# The request:
Can you retype only the lines from the one with "What text is on this page?" through the final line of the material, exactly as given?

--- START OF Exercise input ---

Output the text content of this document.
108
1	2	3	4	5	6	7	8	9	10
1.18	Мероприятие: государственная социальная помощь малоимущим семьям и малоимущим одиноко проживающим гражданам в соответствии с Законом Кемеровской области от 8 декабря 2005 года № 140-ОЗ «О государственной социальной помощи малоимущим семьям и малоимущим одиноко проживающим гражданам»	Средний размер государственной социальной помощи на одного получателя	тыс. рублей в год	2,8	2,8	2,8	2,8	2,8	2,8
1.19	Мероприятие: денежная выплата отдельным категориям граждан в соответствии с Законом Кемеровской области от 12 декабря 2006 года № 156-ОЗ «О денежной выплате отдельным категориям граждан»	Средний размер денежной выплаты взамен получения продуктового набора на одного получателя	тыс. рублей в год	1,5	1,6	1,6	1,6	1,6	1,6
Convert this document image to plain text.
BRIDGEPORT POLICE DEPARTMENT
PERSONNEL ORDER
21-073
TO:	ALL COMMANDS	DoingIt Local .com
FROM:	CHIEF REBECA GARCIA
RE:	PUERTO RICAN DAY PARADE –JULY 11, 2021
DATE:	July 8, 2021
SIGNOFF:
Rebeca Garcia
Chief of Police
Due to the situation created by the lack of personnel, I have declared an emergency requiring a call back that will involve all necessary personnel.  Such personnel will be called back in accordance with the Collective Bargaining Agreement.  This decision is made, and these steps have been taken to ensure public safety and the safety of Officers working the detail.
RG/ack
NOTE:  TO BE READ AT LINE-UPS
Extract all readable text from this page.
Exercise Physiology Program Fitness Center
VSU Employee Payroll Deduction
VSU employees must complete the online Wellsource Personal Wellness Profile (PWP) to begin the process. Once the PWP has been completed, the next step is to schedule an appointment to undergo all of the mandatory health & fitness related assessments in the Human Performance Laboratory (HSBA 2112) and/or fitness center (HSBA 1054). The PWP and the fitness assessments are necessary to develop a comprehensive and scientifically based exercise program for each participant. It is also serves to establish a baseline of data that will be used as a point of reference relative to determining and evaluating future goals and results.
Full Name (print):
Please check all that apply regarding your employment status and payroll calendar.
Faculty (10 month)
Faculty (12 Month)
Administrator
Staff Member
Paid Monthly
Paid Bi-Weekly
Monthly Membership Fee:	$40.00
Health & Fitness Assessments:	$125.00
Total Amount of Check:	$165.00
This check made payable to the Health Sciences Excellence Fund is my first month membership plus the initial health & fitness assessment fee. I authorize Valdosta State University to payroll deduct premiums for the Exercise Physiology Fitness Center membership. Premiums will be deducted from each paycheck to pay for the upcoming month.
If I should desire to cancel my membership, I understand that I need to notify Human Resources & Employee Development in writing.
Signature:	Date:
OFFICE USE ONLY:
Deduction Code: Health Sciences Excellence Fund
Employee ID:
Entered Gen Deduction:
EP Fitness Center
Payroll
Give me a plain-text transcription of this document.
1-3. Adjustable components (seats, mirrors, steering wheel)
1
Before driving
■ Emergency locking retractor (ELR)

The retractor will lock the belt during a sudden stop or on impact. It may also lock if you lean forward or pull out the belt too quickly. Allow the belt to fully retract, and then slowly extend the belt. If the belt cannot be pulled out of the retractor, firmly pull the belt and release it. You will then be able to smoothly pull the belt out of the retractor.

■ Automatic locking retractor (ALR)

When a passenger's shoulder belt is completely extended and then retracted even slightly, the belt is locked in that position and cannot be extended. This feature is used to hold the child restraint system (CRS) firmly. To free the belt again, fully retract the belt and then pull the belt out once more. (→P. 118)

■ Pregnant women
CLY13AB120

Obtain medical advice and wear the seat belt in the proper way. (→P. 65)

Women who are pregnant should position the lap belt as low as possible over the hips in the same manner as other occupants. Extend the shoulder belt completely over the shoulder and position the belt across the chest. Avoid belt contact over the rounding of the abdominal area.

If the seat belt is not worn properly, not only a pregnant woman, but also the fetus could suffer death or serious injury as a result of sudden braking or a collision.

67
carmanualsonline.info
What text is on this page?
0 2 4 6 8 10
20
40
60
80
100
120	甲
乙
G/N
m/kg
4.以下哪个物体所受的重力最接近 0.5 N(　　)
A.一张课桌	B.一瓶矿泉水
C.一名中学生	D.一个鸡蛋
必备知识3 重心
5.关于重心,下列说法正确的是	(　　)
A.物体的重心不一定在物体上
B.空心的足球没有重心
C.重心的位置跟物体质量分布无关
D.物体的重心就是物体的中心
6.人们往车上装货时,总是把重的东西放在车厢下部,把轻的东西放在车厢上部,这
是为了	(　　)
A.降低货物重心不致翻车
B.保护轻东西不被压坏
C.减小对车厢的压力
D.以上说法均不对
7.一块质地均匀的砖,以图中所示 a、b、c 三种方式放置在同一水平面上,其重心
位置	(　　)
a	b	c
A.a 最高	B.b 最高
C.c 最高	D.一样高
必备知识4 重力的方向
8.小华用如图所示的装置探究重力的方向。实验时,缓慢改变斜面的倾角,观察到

--- END OF Exercise input ---

# Final answer:
What text is on this page?
0 2 4 6 8 10
20
40
60
80
100
120	甲
乙
G/N
m/kg
4.以下哪个物体所受的重力最接近 0.5 N(　　)
A.一张课桌	B.一瓶矿泉水
C.一名中学生	D.一个鸡蛋
必备知识3 重心
5.关于重心,下列说法正确的是	(　　)
A.物体的重心不一定在物体上
B.空心的足球没有重心
C.重心的位置跟物体质量分布无关
D.物体的重心就是物体的中心
6.人们往车上装货时,总是把重的东西放在车厢下部,把轻的东西放在车厢上部,这
是为了	(　　)
A.降低货物重心不致翻车
B.保护轻东西不被压坏
C.减小对车厢的压力
D.以上说法均不对
7.一块质地均匀的砖,以图中所示 a、b、c 三种方式放置在同一水平面上,其重心
位置	(　　)
a	b	c
A.a 最高	B.b 最高
C.c 最高	D.一样高
必备知识4 重力的方向
8.小华用如图所示的装置探究重力的方向。实验时,缓慢改变斜面的倾角,观察到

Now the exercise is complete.